* _The records_
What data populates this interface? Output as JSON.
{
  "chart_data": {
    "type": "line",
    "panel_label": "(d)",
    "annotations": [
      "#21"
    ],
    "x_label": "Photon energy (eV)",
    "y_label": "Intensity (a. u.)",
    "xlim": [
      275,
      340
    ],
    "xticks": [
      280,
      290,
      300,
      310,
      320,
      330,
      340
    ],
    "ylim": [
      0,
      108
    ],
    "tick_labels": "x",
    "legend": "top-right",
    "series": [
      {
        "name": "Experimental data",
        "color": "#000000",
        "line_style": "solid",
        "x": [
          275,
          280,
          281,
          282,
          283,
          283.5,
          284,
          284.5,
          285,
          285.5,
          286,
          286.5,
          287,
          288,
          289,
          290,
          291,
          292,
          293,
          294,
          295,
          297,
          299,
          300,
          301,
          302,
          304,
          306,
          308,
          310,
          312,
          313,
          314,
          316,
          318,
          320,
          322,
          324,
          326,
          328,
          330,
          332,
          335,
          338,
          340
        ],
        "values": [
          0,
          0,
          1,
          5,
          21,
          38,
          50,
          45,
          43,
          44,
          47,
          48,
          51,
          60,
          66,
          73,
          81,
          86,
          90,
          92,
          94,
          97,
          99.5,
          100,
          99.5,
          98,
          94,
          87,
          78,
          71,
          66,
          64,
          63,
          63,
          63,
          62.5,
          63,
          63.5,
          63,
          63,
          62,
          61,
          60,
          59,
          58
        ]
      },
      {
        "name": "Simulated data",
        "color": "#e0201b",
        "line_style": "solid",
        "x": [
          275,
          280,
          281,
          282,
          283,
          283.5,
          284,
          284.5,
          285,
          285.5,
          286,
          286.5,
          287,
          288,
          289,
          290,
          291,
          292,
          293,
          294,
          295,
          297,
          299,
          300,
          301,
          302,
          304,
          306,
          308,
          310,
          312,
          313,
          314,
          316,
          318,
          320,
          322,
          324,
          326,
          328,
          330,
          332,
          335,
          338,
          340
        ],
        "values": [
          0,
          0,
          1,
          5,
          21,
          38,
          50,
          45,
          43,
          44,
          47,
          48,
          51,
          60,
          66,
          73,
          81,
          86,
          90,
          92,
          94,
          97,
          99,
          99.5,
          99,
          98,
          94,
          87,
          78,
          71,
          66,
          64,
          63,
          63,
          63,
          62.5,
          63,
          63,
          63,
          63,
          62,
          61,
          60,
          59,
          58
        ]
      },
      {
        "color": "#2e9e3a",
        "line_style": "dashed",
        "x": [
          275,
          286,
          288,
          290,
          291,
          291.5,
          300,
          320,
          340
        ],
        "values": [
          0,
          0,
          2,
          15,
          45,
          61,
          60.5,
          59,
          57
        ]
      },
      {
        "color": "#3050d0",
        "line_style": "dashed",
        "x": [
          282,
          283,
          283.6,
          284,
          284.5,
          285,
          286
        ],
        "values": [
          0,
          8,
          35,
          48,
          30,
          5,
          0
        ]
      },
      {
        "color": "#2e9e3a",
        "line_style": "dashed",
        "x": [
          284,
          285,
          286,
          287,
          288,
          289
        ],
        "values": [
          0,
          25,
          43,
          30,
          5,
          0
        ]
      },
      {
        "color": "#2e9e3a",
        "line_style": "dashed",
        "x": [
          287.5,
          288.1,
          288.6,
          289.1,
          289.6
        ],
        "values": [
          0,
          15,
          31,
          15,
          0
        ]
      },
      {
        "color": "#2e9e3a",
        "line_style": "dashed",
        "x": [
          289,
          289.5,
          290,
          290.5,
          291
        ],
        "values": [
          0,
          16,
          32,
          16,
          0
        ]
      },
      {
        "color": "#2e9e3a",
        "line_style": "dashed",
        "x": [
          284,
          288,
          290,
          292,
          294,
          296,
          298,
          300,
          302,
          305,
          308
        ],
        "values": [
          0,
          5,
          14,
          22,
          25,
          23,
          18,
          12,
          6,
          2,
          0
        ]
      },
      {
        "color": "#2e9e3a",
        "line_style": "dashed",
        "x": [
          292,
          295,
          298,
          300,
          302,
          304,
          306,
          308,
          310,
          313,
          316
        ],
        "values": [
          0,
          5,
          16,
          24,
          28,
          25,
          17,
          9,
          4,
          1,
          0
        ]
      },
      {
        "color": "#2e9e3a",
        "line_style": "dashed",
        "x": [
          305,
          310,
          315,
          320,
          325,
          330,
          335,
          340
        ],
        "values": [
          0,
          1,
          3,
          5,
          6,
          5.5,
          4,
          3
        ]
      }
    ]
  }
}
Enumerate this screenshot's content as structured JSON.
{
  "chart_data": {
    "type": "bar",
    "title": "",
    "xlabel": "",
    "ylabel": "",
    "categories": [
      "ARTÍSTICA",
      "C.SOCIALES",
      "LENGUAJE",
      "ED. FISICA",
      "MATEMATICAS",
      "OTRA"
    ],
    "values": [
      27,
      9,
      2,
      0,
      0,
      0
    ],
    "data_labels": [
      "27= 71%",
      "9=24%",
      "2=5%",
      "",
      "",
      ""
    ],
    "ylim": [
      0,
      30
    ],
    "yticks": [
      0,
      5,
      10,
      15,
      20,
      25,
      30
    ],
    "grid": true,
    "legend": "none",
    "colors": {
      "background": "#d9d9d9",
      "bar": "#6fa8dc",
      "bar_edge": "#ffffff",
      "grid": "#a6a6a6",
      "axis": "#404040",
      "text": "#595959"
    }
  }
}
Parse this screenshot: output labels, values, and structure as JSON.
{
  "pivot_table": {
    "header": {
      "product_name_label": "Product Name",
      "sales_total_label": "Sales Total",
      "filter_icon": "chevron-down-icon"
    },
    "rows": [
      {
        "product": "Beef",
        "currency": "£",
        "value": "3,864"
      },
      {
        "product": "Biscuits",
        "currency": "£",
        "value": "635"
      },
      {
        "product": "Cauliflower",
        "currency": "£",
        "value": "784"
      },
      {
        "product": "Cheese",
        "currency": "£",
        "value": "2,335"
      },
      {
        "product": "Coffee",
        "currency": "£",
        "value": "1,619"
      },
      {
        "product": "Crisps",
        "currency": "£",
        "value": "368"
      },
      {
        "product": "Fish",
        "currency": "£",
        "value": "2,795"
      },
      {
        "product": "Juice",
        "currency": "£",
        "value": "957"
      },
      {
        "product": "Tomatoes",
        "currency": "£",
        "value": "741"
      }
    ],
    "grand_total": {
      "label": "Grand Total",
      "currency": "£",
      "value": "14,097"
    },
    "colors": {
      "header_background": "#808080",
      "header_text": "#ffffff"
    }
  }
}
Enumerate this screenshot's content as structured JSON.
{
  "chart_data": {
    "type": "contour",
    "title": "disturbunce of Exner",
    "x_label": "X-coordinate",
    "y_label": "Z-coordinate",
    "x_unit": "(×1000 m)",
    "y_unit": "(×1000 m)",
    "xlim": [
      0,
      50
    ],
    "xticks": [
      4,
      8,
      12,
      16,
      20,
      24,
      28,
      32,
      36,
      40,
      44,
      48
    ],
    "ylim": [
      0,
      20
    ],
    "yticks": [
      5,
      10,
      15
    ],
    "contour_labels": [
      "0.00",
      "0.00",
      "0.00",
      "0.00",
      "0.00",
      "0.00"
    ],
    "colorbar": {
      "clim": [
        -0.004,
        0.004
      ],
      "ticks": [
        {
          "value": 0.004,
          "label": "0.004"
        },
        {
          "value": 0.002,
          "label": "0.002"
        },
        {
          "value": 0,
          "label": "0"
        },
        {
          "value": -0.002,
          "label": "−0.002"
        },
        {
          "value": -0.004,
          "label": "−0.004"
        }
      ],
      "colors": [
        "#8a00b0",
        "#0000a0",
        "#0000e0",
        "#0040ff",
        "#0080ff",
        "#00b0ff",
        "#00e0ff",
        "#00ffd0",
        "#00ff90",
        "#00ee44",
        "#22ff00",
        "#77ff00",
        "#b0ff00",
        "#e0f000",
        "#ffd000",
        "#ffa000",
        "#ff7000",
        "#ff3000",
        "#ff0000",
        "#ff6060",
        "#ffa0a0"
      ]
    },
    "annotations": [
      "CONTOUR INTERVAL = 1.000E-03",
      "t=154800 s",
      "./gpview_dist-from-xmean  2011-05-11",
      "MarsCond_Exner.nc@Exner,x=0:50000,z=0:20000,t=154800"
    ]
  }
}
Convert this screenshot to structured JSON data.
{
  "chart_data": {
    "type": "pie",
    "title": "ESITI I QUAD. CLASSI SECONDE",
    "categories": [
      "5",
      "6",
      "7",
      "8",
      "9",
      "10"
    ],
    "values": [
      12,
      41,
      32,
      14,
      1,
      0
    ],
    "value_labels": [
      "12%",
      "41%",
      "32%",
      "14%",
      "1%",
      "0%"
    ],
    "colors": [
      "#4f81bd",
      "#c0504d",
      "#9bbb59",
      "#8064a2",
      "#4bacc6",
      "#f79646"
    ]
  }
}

* _Given exercise_
Write out exactly the final stretch of the records: the line containing "Convert this screenshot" and every line after it, through the last, and nothing else.

* _Result of this task_
Convert this screenshot to structured JSON data.
{
  "chart_data": {
    "type": "pie",
    "title": "ESITI I QUAD. CLASSI SECONDE",
    "categories": [
      "5",
      "6",
      "7",
      "8",
      "9",
      "10"
    ],
    "values": [
      12,
      41,
      32,
      14,
      1,
      0
    ],
    "value_labels": [
      "12%",
      "41%",
      "32%",
      "14%",
      "1%",
      "0%"
    ],
    "colors": [
      "#4f81bd",
      "#c0504d",
      "#9bbb59",
      "#8064a2",
      "#4bacc6",
      "#f79646"
    ]
  }
}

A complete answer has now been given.